Entries from a dataset:
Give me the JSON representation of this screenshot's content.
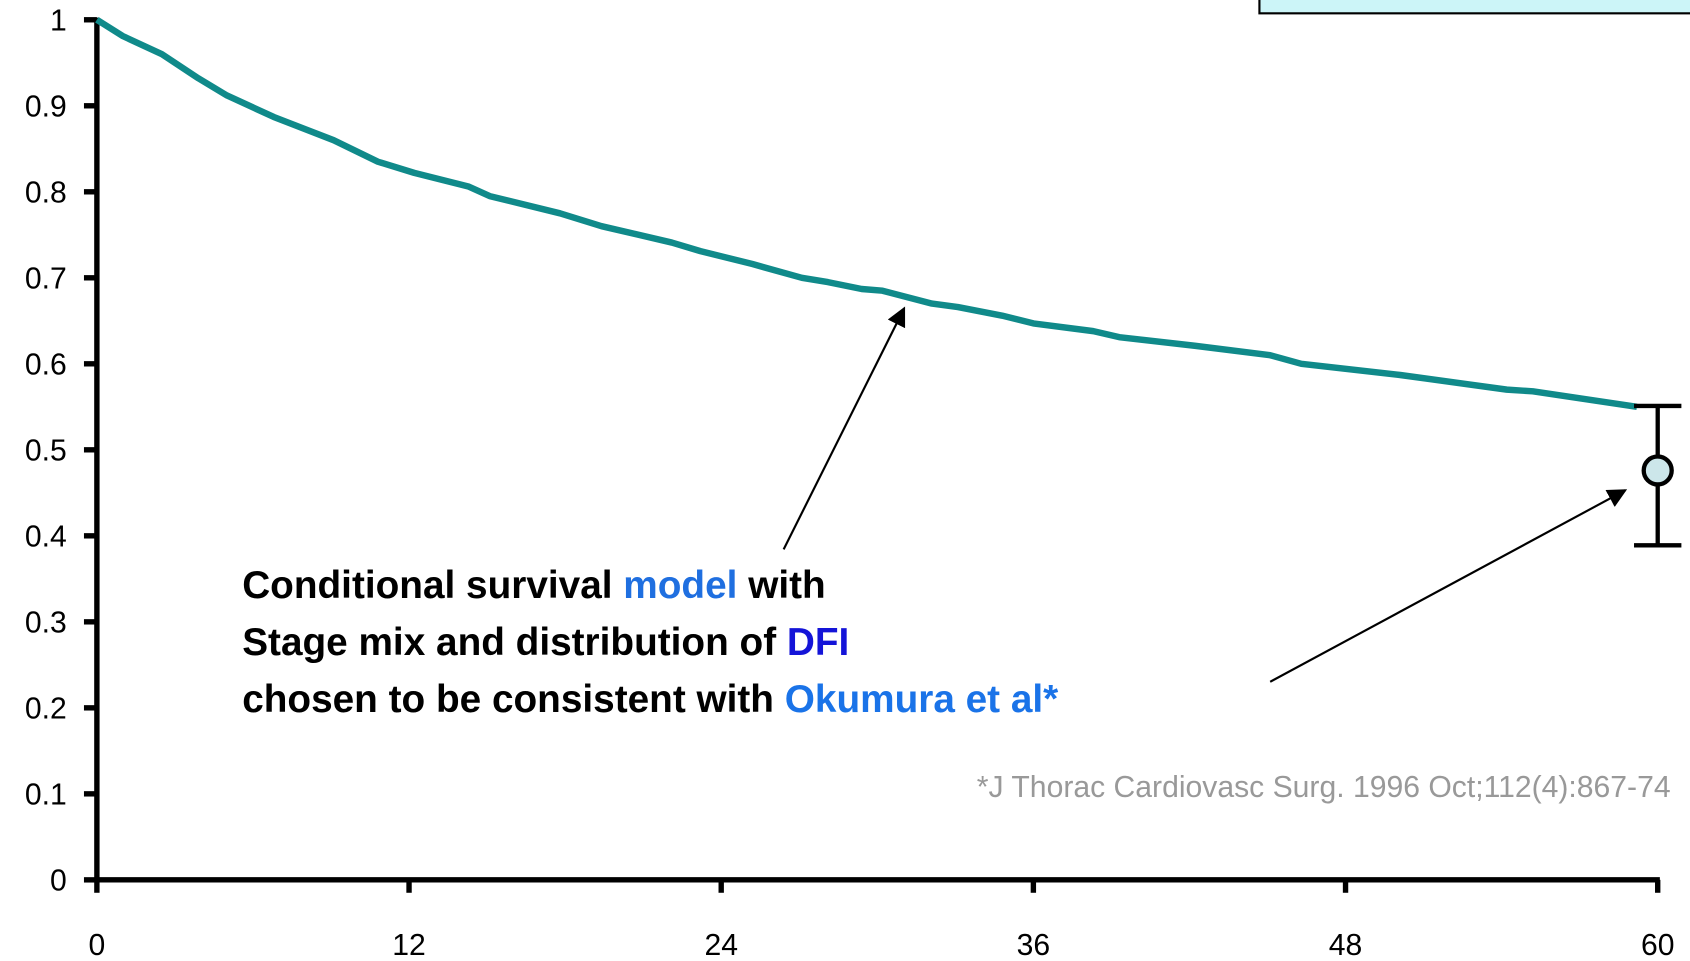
{
  "chart_data": {
    "type": "line",
    "x": [
      0,
      1,
      2.5,
      3.9,
      5,
      6.8,
      9.1,
      10.8,
      12.2,
      14.3,
      15.1,
      17.8,
      19.4,
      22.1,
      23.2,
      25.2,
      27.1,
      28.1,
      29.4,
      30.2,
      32.1,
      33.1,
      34.8,
      36,
      38.3,
      39.3,
      42.2,
      45.1,
      46.3,
      50.1,
      54.2,
      55.2,
      59.2
    ],
    "series": [
      {
        "color": "#108a8a",
        "values": [
          1,
          0.981,
          0.96,
          0.932,
          0.912,
          0.887,
          0.86,
          0.835,
          0.822,
          0.806,
          0.795,
          0.775,
          0.76,
          0.741,
          0.731,
          0.716,
          0.7,
          0.695,
          0.687,
          0.685,
          0.67,
          0.666,
          0.656,
          0.647,
          0.638,
          0.631,
          0.621,
          0.61,
          0.6,
          0.587,
          0.57,
          0.568,
          0.55
        ]
      }
    ],
    "point": {
      "x": 60,
      "value": 0.476,
      "low": 0.389,
      "high": 0.551,
      "color": "#cce6ea"
    },
    "xlim": [
      0,
      60
    ],
    "xticks": [
      0,
      12,
      24,
      36,
      48,
      60
    ],
    "ylim": [
      0,
      1
    ],
    "yticks": [
      0,
      0.1,
      0.2,
      0.3,
      0.4,
      0.5,
      0.6,
      0.7,
      0.8,
      0.9,
      1
    ],
    "annotation": [
      [
        {
          "text": "Conditional survival ",
          "color": "#000000"
        },
        {
          "text": "model",
          "color": "#1f6fe0"
        },
        {
          "text": " with",
          "color": "#000000"
        }
      ],
      [
        {
          "text": "Stage mix and distribution of ",
          "color": "#000000"
        },
        {
          "text": "DFI",
          "color": "#1414d8"
        }
      ],
      [
        {
          "text": "chosen to be consistent with ",
          "color": "#000000"
        },
        {
          "text": "Okumura et al*",
          "color": "#1a73e8"
        }
      ]
    ],
    "citation": "*J Thorac Cardiovasc Surg. 1996 Oct;112(4):867-74"
  }
}
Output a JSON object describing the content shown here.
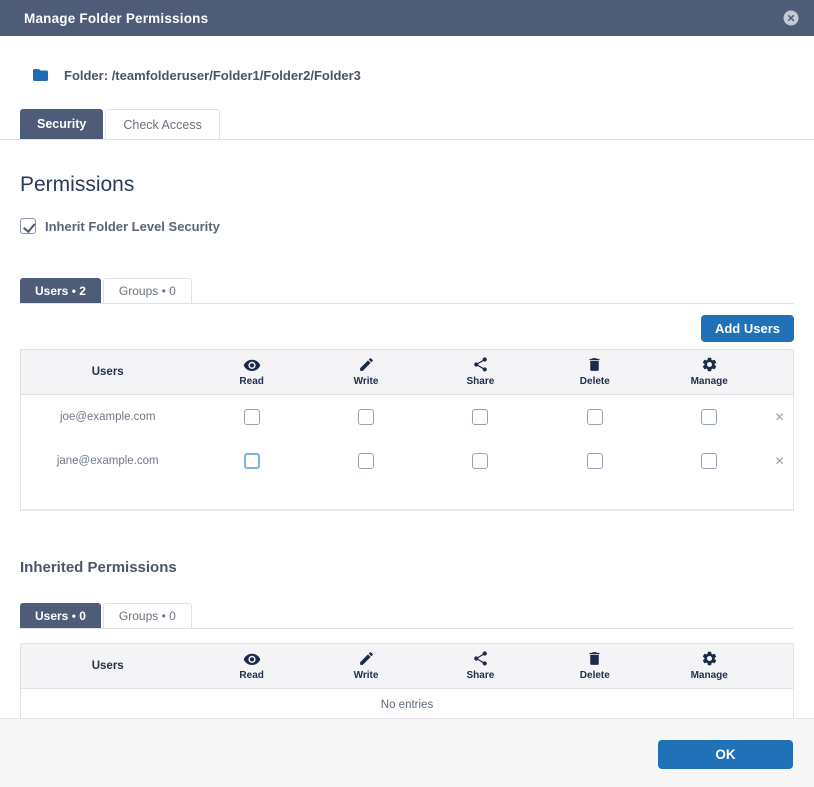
{
  "colors": {
    "header_bg": "#4e5c78",
    "accent_blue": "#2171b8",
    "icon_navy": "#1b2b49"
  },
  "dialog": {
    "title": "Manage Folder Permissions",
    "close_icon": "circle-x-icon"
  },
  "folder": {
    "label": "Folder:",
    "path": "/teamfolderuser/Folder1/Folder2/Folder3",
    "icon": "folder-icon"
  },
  "main_tabs": [
    {
      "label": "Security",
      "active": true
    },
    {
      "label": "Check Access",
      "active": false
    }
  ],
  "permissions_section": {
    "heading": "Permissions",
    "inherit_checkbox": {
      "label": "Inherit Folder Level Security",
      "checked": true
    }
  },
  "users_section": {
    "tabs": [
      {
        "label": "Users • 2",
        "active": true
      },
      {
        "label": "Groups • 0",
        "active": false
      }
    ],
    "add_button": "Add Users",
    "table": {
      "user_column_header": "Users",
      "permission_columns": [
        {
          "label": "Read",
          "icon": "eye-icon"
        },
        {
          "label": "Write",
          "icon": "pencil-icon"
        },
        {
          "label": "Share",
          "icon": "share-icon"
        },
        {
          "label": "Delete",
          "icon": "trash-icon"
        },
        {
          "label": "Manage",
          "icon": "gear-icon"
        }
      ],
      "rows": [
        {
          "user": "joe@example.com",
          "checks": [
            false,
            false,
            false,
            false,
            false
          ],
          "focused_col": null
        },
        {
          "user": "jane@example.com",
          "checks": [
            false,
            false,
            false,
            false,
            false
          ],
          "focused_col": 0
        }
      ],
      "remove_icon": "x-remove-icon"
    }
  },
  "inherited_section": {
    "heading": "Inherited Permissions",
    "tabs": [
      {
        "label": "Users • 0",
        "active": true
      },
      {
        "label": "Groups • 0",
        "active": false
      }
    ],
    "table": {
      "user_column_header": "Users",
      "permission_columns": [
        {
          "label": "Read",
          "icon": "eye-icon"
        },
        {
          "label": "Write",
          "icon": "pencil-icon"
        },
        {
          "label": "Share",
          "icon": "share-icon"
        },
        {
          "label": "Delete",
          "icon": "trash-icon"
        },
        {
          "label": "Manage",
          "icon": "gear-icon"
        }
      ],
      "empty_text": "No entries"
    }
  },
  "footer": {
    "ok_label": "OK"
  }
}
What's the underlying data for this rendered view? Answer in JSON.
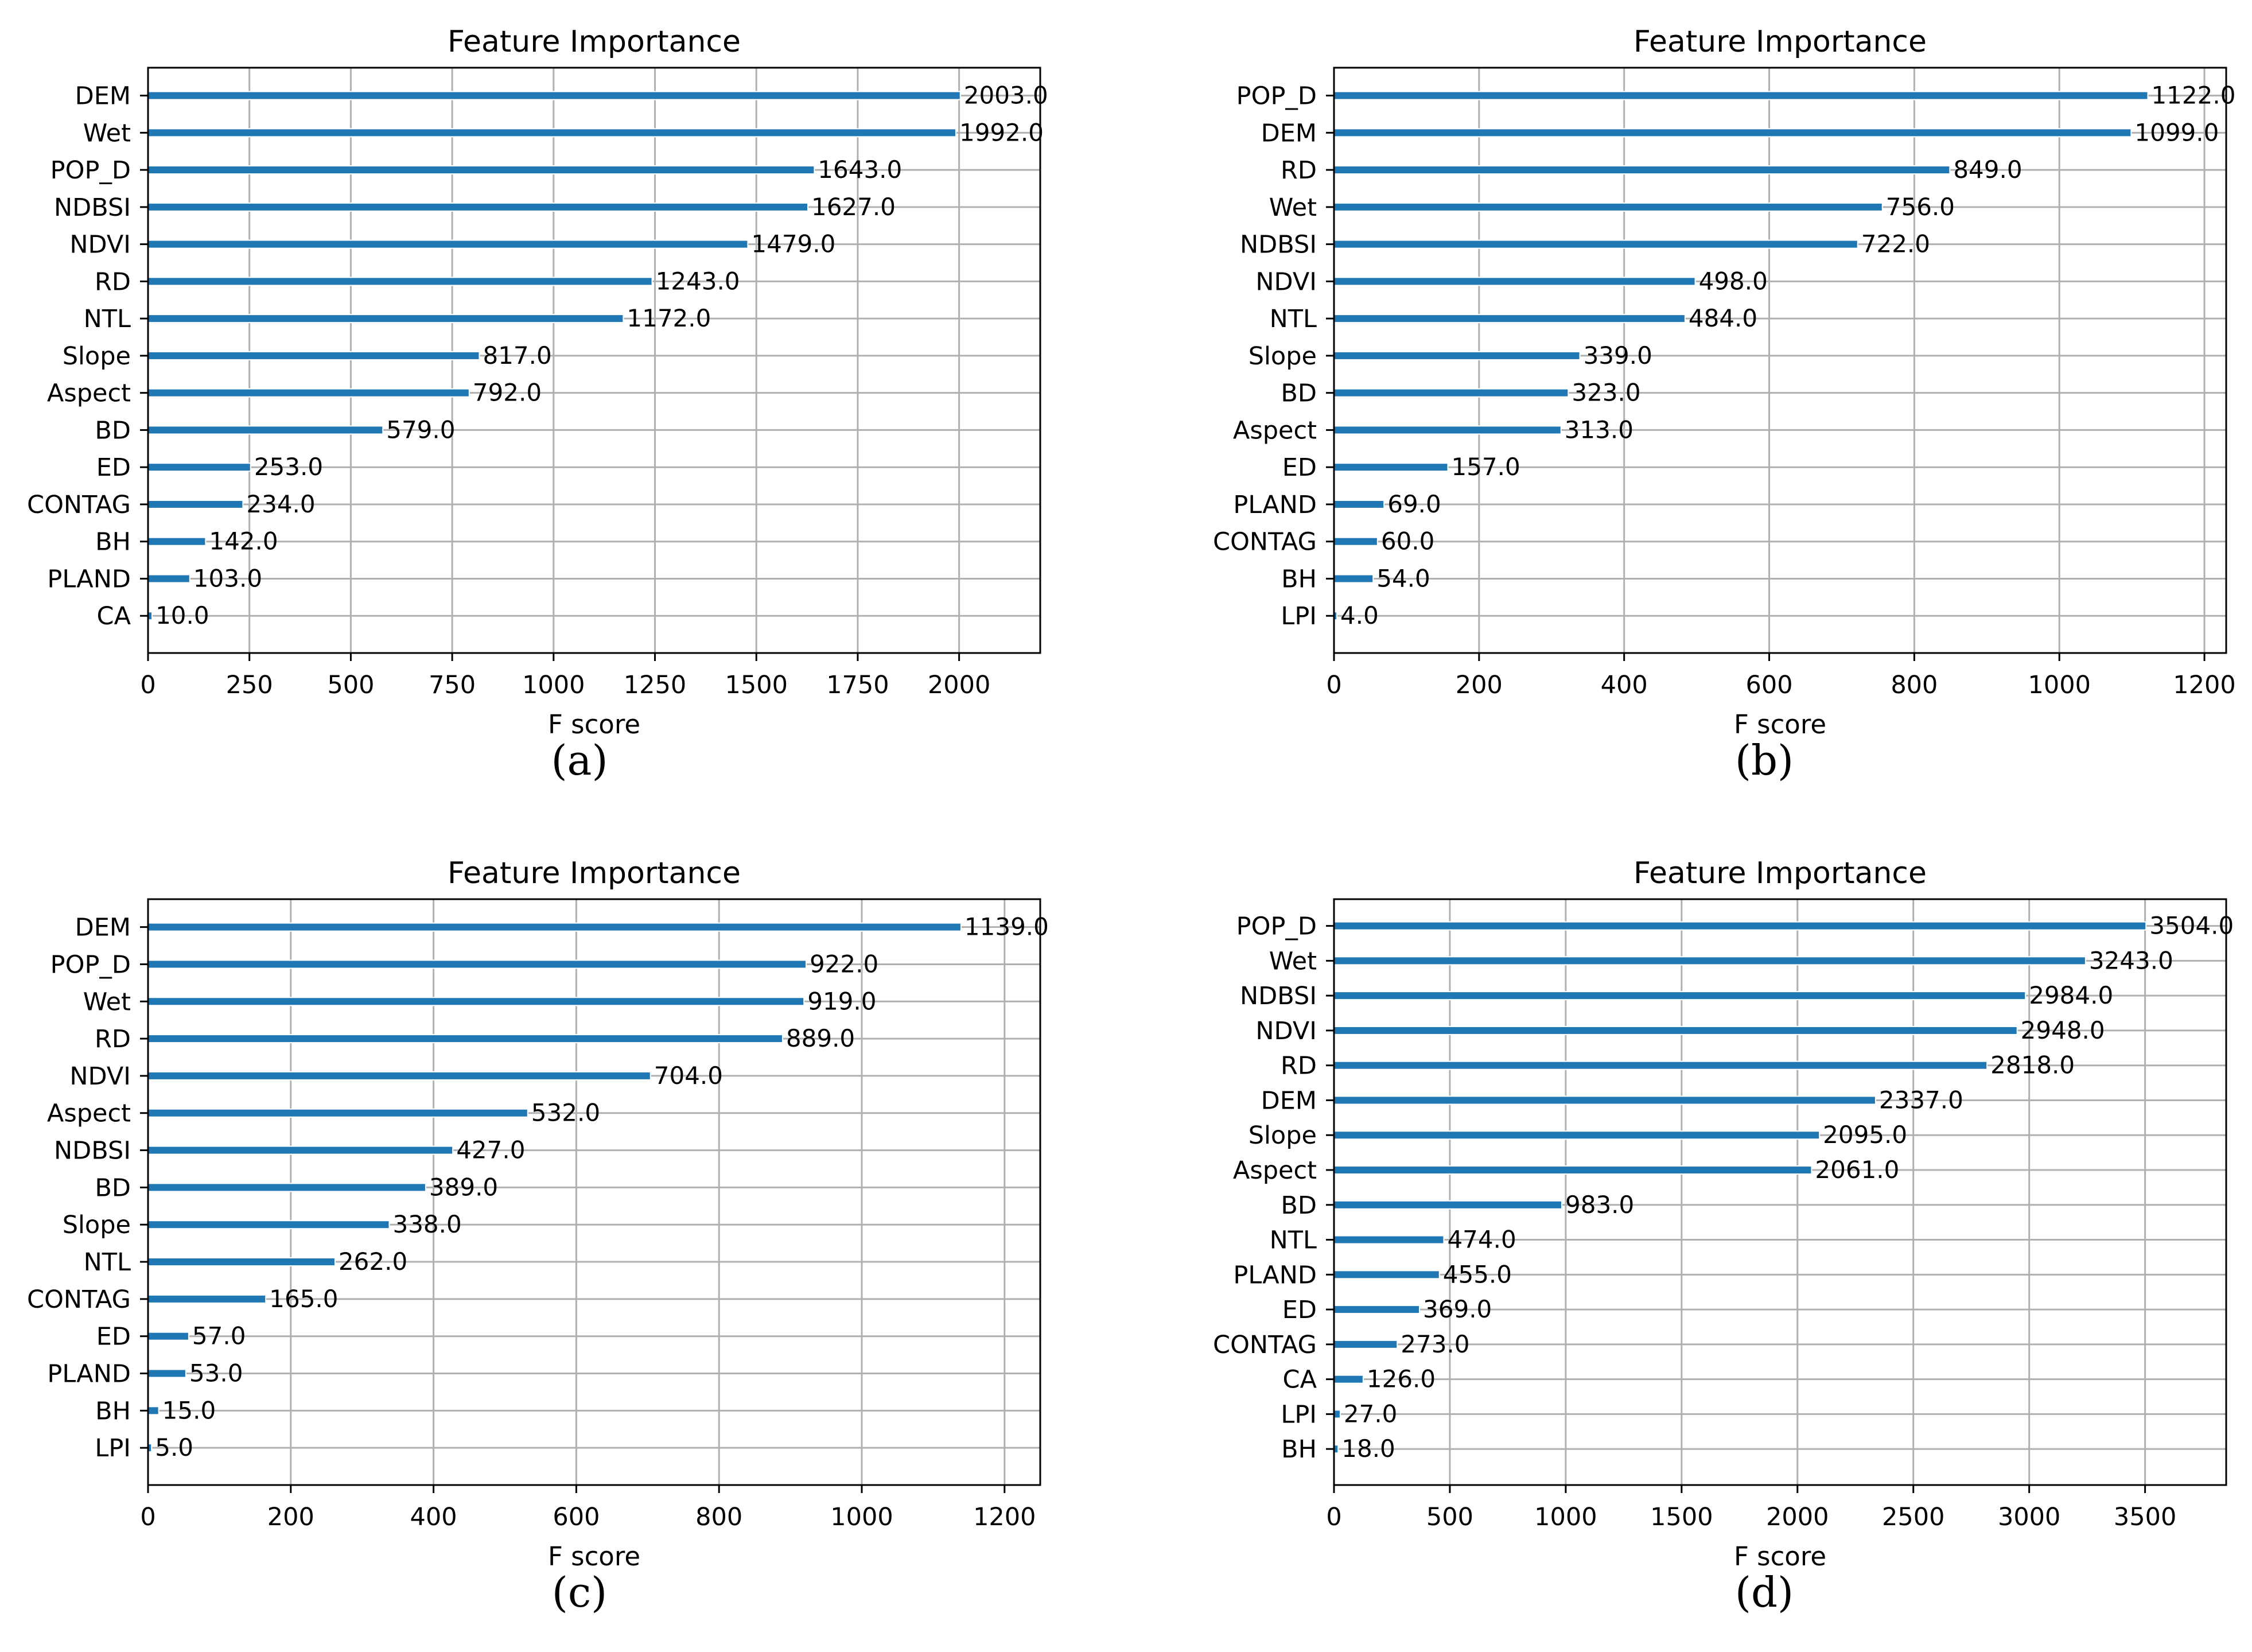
{
  "chart_data": [
    {
      "type": "bar",
      "orientation": "horizontal",
      "title": "Feature Importance",
      "xlabel": "F score",
      "ylabel": "",
      "caption": "(a)",
      "xlim": [
        0,
        2200
      ],
      "xticks": [
        0,
        250,
        500,
        750,
        1000,
        1250,
        1500,
        1750,
        2000
      ],
      "categories": [
        "DEM",
        "Wet",
        "POP_D",
        "NDBSI",
        "NDVI",
        "RD",
        "NTL",
        "Slope",
        "Aspect",
        "BD",
        "ED",
        "CONTAG",
        "BH",
        "PLAND",
        "CA"
      ],
      "values": [
        2003,
        1992,
        1643,
        1627,
        1479,
        1243,
        1172,
        817,
        792,
        579,
        253,
        234,
        142,
        103,
        10
      ],
      "value_labels": [
        "2003.0",
        "1992.0",
        "1643.0",
        "1627.0",
        "1479.0",
        "1243.0",
        "1172.0",
        "817.0",
        "792.0",
        "579.0",
        "253.0",
        "234.0",
        "142.0",
        "103.0",
        "10.0"
      ],
      "grid": true
    },
    {
      "type": "bar",
      "orientation": "horizontal",
      "title": "Feature Importance",
      "xlabel": "F score",
      "ylabel": "",
      "caption": "(b)",
      "xlim": [
        0,
        1230
      ],
      "xticks": [
        0,
        200,
        400,
        600,
        800,
        1000,
        1200
      ],
      "categories": [
        "POP_D",
        "DEM",
        "RD",
        "Wet",
        "NDBSI",
        "NDVI",
        "NTL",
        "Slope",
        "BD",
        "Aspect",
        "ED",
        "PLAND",
        "CONTAG",
        "BH",
        "LPI"
      ],
      "values": [
        1122,
        1099,
        849,
        756,
        722,
        498,
        484,
        339,
        323,
        313,
        157,
        69,
        60,
        54,
        4
      ],
      "value_labels": [
        "1122.0",
        "1099.0",
        "849.0",
        "756.0",
        "722.0",
        "498.0",
        "484.0",
        "339.0",
        "323.0",
        "313.0",
        "157.0",
        "69.0",
        "60.0",
        "54.0",
        "4.0"
      ],
      "grid": true
    },
    {
      "type": "bar",
      "orientation": "horizontal",
      "title": "Feature Importance",
      "xlabel": "F score",
      "ylabel": "",
      "caption": "(c)",
      "xlim": [
        0,
        1250
      ],
      "xticks": [
        0,
        200,
        400,
        600,
        800,
        1000,
        1200
      ],
      "categories": [
        "DEM",
        "POP_D",
        "Wet",
        "RD",
        "NDVI",
        "Aspect",
        "NDBSI",
        "BD",
        "Slope",
        "NTL",
        "CONTAG",
        "ED",
        "PLAND",
        "BH",
        "LPI"
      ],
      "values": [
        1139,
        922,
        919,
        889,
        704,
        532,
        427,
        389,
        338,
        262,
        165,
        57,
        53,
        15,
        5
      ],
      "value_labels": [
        "1139.0",
        "922.0",
        "919.0",
        "889.0",
        "704.0",
        "532.0",
        "427.0",
        "389.0",
        "338.0",
        "262.0",
        "165.0",
        "57.0",
        "53.0",
        "15.0",
        "5.0"
      ],
      "grid": true
    },
    {
      "type": "bar",
      "orientation": "horizontal",
      "title": "Feature Importance",
      "xlabel": "F score",
      "ylabel": "",
      "caption": "(d)",
      "xlim": [
        0,
        3850
      ],
      "xticks": [
        0,
        500,
        1000,
        1500,
        2000,
        2500,
        3000,
        3500
      ],
      "categories": [
        "POP_D",
        "Wet",
        "NDBSI",
        "NDVI",
        "RD",
        "DEM",
        "Slope",
        "Aspect",
        "BD",
        "NTL",
        "PLAND",
        "ED",
        "CONTAG",
        "CA",
        "LPI",
        "BH"
      ],
      "values": [
        3504,
        3243,
        2984,
        2948,
        2818,
        2337,
        2095,
        2061,
        983,
        474,
        455,
        369,
        273,
        126,
        27,
        18
      ],
      "value_labels": [
        "3504.0",
        "3243.0",
        "2984.0",
        "2948.0",
        "2818.0",
        "2337.0",
        "2095.0",
        "2061.0",
        "983.0",
        "474.0",
        "455.0",
        "369.0",
        "273.0",
        "126.0",
        "27.0",
        "18.0"
      ],
      "grid": true
    }
  ],
  "colors": {
    "bar": "#1f77b4",
    "grid": "#b0b0b0",
    "axis": "#000000",
    "text": "#000000"
  }
}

§ **Exercise directions**
Show each line holding the word "Security".

§ **Response to this exercise**
      "label": "Security",
      "label": "Inherit Folder Level Security",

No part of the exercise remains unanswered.